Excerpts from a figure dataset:
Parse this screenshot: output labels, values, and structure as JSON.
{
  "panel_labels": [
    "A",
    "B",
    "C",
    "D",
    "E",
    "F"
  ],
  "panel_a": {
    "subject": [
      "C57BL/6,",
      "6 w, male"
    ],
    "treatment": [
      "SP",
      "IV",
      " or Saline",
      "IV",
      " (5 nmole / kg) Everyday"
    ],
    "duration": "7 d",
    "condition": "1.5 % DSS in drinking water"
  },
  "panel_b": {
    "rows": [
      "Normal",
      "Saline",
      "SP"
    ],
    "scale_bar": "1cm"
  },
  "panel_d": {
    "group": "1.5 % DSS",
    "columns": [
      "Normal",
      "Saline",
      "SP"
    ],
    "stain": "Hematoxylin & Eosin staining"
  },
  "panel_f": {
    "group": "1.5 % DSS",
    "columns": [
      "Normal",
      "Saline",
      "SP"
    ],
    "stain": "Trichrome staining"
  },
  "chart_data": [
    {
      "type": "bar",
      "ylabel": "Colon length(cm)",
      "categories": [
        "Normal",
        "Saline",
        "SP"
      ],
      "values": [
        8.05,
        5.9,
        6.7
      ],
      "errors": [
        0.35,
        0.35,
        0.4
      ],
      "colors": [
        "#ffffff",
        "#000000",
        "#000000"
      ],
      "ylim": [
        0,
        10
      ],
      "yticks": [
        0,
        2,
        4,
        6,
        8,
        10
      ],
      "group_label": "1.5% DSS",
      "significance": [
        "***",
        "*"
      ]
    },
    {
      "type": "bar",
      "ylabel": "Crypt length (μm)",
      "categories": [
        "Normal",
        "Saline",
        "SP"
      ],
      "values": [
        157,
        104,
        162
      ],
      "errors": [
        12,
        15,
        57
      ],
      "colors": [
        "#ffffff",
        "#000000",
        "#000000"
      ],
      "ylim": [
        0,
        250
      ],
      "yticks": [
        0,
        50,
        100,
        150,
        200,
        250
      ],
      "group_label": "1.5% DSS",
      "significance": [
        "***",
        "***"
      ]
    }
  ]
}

#### [Objective]
Nothing should be left out: return all of the records exactly.

#### [Full response]
Parse this screenshot: output labels, values, and structure as JSON.
{
  "panel_labels": [
    "A",
    "B",
    "C",
    "D",
    "E",
    "F"
  ],
  "panel_a": {
    "subject": [
      "C57BL/6,",
      "6 w, male"
    ],
    "treatment": [
      "SP",
      "IV",
      " or Saline",
      "IV",
      " (5 nmole / kg) Everyday"
    ],
    "duration": "7 d",
    "condition": "1.5 % DSS in drinking water"
  },
  "panel_b": {
    "rows": [
      "Normal",
      "Saline",
      "SP"
    ],
    "scale_bar": "1cm"
  },
  "panel_d": {
    "group": "1.5 % DSS",
    "columns": [
      "Normal",
      "Saline",
      "SP"
    ],
    "stain": "Hematoxylin & Eosin staining"
  },
  "panel_f": {
    "group": "1.5 % DSS",
    "columns": [
      "Normal",
      "Saline",
      "SP"
    ],
    "stain": "Trichrome staining"
  },
  "chart_data": [
    {
      "type": "bar",
      "ylabel": "Colon length(cm)",
      "categories": [
        "Normal",
        "Saline",
        "SP"
      ],
      "values": [
        8.05,
        5.9,
        6.7
      ],
      "errors": [
        0.35,
        0.35,
        0.4
      ],
      "colors": [
        "#ffffff",
        "#000000",
        "#000000"
      ],
      "ylim": [
        0,
        10
      ],
      "yticks": [
        0,
        2,
        4,
        6,
        8,
        10
      ],
      "group_label": "1.5% DSS",
      "significance": [
        "***",
        "*"
      ]
    },
    {
      "type": "bar",
      "ylabel": "Crypt length (μm)",
      "categories": [
        "Normal",
        "Saline",
        "SP"
      ],
      "values": [
        157,
        104,
        162
      ],
      "errors": [
        12,
        15,
        57
      ],
      "colors": [
        "#ffffff",
        "#000000",
        "#000000"
      ],
      "ylim": [
        0,
        250
      ],
      "yticks": [
        0,
        50,
        100,
        150,
        200,
        250
      ],
      "group_label": "1.5% DSS",
      "significance": [
        "***",
        "***"
      ]
    }
  ]
}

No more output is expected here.